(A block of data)

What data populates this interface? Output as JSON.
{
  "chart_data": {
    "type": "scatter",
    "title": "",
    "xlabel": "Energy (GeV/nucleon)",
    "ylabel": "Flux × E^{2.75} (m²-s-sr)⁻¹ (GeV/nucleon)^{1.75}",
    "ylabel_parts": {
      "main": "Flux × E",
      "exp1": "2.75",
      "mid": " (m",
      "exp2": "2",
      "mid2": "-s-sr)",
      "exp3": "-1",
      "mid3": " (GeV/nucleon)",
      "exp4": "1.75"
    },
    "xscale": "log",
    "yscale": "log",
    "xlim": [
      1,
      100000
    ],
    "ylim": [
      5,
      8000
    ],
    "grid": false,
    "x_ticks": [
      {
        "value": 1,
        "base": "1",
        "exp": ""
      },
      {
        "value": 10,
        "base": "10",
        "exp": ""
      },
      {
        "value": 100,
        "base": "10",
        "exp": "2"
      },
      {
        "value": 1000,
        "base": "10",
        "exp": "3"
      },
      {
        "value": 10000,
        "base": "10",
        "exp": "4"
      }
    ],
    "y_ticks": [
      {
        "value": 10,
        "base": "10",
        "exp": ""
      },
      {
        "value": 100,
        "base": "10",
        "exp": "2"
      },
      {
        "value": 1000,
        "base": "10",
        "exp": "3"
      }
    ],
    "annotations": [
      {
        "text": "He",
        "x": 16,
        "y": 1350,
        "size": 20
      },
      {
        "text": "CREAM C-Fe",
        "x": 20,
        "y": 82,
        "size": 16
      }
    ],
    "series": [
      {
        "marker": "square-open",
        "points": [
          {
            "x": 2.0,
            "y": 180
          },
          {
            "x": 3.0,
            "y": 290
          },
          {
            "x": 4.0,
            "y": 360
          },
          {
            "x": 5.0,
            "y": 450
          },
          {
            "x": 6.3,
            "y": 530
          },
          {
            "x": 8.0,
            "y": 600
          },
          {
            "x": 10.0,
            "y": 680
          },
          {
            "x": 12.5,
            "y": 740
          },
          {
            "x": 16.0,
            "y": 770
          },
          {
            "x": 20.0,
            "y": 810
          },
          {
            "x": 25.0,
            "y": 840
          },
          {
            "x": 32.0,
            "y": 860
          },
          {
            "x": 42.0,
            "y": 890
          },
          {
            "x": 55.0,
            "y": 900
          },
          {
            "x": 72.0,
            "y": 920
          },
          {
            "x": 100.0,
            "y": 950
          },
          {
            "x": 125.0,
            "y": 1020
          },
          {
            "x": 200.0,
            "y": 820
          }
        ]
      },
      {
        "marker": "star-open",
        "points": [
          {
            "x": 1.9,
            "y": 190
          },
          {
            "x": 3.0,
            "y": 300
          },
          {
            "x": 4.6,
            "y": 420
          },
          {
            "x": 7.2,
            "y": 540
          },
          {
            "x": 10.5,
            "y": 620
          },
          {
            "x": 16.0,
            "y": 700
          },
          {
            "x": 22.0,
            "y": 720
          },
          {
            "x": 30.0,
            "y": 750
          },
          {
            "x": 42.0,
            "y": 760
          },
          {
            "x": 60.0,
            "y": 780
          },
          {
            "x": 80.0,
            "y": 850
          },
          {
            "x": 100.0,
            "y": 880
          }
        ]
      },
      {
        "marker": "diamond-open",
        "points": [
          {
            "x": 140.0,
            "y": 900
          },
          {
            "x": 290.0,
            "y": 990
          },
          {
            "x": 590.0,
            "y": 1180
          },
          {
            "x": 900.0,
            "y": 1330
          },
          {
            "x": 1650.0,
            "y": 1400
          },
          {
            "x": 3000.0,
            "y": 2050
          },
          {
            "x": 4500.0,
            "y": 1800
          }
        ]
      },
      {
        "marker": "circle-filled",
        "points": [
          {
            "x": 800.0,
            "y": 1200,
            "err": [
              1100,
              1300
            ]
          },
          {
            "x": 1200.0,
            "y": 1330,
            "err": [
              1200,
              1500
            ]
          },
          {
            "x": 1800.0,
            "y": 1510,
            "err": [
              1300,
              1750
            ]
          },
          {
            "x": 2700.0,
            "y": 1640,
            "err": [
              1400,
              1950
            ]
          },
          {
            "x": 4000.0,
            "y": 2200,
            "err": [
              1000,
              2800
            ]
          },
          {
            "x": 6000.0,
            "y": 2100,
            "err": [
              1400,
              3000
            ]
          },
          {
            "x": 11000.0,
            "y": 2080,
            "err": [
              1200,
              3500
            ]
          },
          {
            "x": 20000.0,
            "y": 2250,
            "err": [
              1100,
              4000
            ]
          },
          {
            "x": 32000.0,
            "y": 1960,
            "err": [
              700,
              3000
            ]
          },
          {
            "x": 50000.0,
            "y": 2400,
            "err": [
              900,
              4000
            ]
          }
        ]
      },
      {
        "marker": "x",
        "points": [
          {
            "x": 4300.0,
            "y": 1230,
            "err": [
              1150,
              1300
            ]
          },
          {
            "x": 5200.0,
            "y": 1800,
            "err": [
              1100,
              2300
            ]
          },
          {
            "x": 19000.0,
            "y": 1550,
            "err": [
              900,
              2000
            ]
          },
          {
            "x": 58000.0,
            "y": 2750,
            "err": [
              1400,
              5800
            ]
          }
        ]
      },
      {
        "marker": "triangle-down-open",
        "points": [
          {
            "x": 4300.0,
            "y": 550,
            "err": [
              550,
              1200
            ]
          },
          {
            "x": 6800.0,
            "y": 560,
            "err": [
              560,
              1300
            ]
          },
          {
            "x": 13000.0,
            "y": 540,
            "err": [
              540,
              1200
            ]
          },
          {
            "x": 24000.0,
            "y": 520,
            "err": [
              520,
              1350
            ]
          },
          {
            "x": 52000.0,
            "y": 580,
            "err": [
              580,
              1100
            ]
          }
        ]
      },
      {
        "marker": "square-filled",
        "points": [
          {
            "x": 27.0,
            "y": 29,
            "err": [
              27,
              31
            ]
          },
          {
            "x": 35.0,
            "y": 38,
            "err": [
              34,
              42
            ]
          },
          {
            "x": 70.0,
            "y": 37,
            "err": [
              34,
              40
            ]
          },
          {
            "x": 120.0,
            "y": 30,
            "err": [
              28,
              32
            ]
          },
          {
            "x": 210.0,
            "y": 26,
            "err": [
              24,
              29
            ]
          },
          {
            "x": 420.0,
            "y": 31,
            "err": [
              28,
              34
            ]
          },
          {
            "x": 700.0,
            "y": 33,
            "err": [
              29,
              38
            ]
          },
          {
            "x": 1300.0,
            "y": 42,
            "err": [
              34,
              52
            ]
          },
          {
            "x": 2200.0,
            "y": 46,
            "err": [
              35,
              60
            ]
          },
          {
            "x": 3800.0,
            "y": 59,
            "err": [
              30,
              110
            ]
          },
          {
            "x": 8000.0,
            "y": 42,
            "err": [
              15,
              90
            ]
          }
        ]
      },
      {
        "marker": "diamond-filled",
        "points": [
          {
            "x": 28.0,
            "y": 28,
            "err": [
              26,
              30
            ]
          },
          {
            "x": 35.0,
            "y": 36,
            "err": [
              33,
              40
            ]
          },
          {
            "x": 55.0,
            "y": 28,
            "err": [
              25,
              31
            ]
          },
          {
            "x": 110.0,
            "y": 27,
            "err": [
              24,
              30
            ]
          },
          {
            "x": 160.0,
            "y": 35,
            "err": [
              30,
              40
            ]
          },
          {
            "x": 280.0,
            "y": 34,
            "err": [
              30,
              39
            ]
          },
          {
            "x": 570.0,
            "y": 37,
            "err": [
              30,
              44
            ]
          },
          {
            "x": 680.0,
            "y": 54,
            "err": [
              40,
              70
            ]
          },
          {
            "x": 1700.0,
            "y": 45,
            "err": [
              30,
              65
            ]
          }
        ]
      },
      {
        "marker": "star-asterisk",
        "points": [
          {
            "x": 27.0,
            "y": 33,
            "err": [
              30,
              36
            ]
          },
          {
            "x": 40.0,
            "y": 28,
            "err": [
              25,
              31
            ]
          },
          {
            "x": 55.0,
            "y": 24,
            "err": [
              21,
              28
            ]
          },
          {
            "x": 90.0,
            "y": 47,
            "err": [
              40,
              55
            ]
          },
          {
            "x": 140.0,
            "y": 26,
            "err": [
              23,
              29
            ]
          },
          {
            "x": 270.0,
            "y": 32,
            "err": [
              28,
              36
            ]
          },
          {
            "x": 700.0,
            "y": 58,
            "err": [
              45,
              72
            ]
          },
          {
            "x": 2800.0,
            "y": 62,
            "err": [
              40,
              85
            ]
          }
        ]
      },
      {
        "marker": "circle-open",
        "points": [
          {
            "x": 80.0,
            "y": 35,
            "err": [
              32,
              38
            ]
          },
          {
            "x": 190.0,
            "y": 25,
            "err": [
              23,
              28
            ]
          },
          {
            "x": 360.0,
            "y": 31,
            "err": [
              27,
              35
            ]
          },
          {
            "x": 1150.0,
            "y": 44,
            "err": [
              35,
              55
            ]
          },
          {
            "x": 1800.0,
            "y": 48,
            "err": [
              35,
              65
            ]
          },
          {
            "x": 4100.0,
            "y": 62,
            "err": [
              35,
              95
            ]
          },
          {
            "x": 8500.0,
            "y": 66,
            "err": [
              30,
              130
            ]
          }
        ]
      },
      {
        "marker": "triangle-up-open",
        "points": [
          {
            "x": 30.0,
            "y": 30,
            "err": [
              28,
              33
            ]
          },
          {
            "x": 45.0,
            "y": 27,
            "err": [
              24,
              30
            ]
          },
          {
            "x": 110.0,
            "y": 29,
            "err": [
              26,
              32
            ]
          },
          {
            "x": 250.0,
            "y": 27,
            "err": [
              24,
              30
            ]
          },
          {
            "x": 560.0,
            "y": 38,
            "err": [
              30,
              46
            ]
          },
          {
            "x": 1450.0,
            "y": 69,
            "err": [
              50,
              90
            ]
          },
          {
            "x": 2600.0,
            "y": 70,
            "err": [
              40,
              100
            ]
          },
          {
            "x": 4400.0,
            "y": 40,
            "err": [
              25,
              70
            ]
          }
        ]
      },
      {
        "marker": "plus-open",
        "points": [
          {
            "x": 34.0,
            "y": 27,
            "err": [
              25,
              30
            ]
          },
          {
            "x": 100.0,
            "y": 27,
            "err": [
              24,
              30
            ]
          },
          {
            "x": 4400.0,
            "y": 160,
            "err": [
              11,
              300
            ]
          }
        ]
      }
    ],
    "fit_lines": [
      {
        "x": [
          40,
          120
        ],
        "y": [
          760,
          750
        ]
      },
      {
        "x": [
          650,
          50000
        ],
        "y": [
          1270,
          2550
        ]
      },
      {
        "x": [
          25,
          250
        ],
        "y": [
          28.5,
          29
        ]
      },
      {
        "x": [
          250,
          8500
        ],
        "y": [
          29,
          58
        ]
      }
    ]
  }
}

## OBJECTIVE:
Review the material and copy each line in which the word "filled" appears.

## EXERCISE RESPONSE:
        "marker": "circle-filled",
        "marker": "square-filled",
        "marker": "diamond-filled",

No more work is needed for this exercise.